━━ Input material

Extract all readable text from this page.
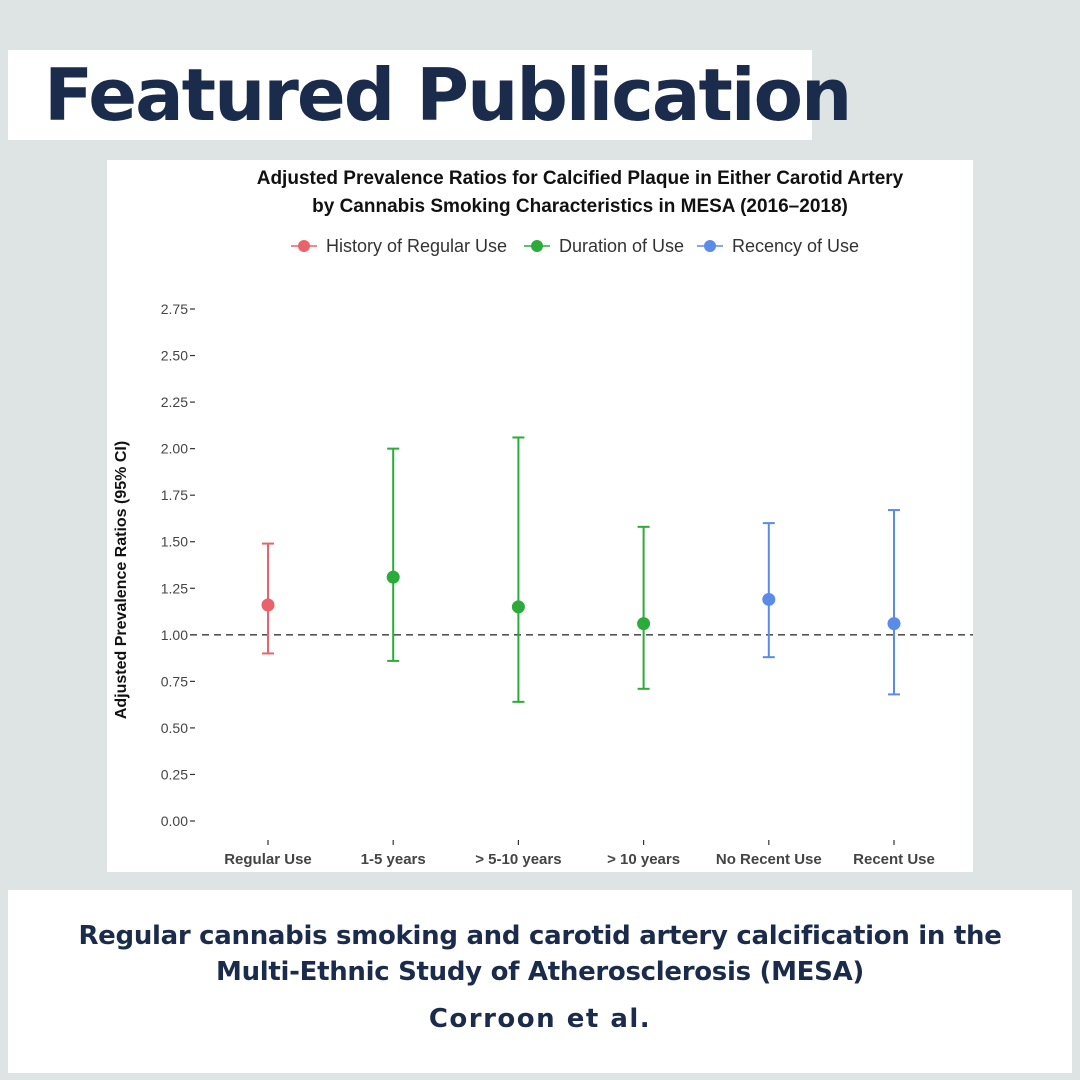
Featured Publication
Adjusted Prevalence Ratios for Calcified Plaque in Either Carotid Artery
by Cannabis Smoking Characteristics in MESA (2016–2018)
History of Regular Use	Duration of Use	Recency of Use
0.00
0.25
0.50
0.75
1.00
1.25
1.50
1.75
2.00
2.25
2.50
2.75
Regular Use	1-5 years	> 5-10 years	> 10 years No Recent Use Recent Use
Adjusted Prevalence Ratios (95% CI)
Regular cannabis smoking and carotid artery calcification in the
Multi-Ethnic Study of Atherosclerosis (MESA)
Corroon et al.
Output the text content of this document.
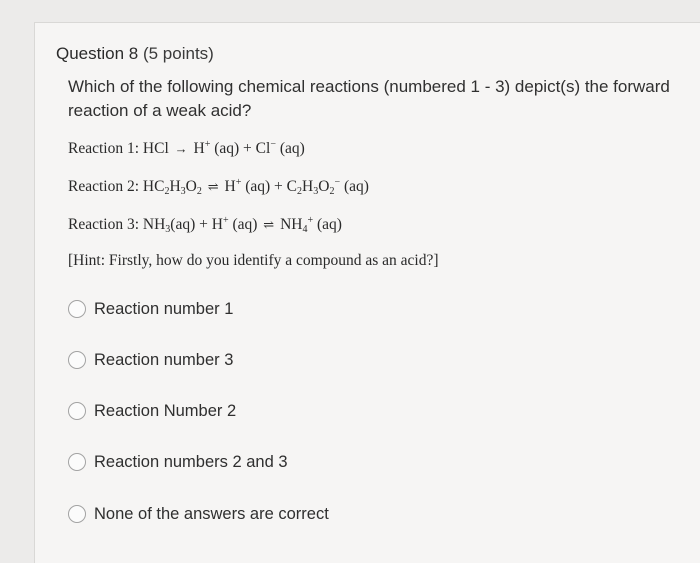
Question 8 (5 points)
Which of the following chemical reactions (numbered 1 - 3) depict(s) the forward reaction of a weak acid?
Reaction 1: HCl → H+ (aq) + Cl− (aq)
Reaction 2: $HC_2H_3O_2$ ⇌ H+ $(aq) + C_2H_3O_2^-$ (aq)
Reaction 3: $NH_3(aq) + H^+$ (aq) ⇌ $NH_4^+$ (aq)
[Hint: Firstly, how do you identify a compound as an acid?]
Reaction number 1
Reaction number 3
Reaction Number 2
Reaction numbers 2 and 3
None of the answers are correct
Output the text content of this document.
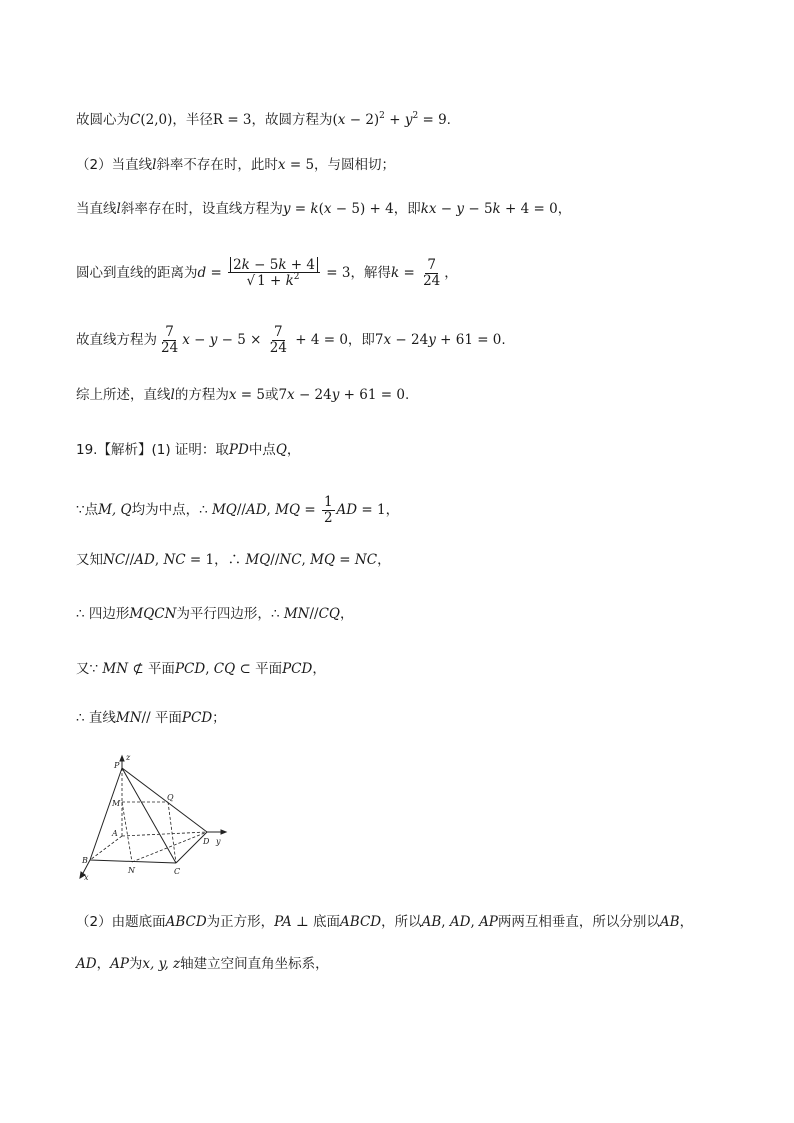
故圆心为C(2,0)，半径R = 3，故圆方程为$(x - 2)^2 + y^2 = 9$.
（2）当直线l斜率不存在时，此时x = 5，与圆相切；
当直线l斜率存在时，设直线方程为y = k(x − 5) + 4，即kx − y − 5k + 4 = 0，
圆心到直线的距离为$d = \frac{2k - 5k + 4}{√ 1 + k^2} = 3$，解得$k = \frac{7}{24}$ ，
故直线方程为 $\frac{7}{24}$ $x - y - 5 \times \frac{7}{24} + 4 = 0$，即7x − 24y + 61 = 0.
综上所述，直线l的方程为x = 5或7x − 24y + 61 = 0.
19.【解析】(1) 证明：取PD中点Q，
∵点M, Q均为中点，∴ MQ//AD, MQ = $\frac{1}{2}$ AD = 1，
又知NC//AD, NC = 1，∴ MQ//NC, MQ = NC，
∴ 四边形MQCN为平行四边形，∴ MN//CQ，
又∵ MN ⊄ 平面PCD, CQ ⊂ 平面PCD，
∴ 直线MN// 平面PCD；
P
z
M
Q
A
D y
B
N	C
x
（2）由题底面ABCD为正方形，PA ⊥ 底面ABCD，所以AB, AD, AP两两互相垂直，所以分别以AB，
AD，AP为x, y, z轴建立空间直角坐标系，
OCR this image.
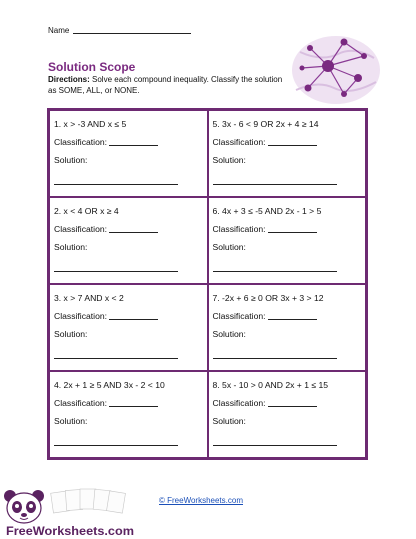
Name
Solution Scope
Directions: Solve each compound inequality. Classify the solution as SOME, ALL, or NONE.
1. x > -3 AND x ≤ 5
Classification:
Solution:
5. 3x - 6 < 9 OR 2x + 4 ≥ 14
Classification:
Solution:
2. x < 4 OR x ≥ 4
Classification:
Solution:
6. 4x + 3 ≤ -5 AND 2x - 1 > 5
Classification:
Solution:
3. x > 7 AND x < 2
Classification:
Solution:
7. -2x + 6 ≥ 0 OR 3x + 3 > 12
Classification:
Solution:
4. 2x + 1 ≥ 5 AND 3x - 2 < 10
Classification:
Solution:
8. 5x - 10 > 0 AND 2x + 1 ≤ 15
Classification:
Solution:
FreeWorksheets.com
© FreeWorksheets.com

━━━━

### Aim of the exercise
Extract, word for word, every line from the one holding "OCR this image." through the closing line of the data above. Do not include any pictures.

### Response to this exercise
OCR this image.
Name
Solution Scope
Directions: Solve each compound inequality. Classify the solution as SOME, ALL, or NONE.
1. x > -3 AND x ≤ 5
Classification:
Solution:
5. 3x - 6 < 9 OR 2x + 4 ≥ 14
Classification:
Solution:
2. x < 4 OR x ≥ 4
Classification:
Solution:
6. 4x + 3 ≤ -5 AND 2x - 1 > 5
Classification:
Solution:
3. x > 7 AND x < 2
Classification:
Solution:
7. -2x + 6 ≥ 0 OR 3x + 3 > 12
Classification:
Solution:
4. 2x + 1 ≥ 5 AND 3x - 2 < 10
Classification:
Solution:
8. 5x - 10 > 0 AND 2x + 1 ≤ 15
Classification:
Solution:
FreeWorksheets.com
© FreeWorksheets.com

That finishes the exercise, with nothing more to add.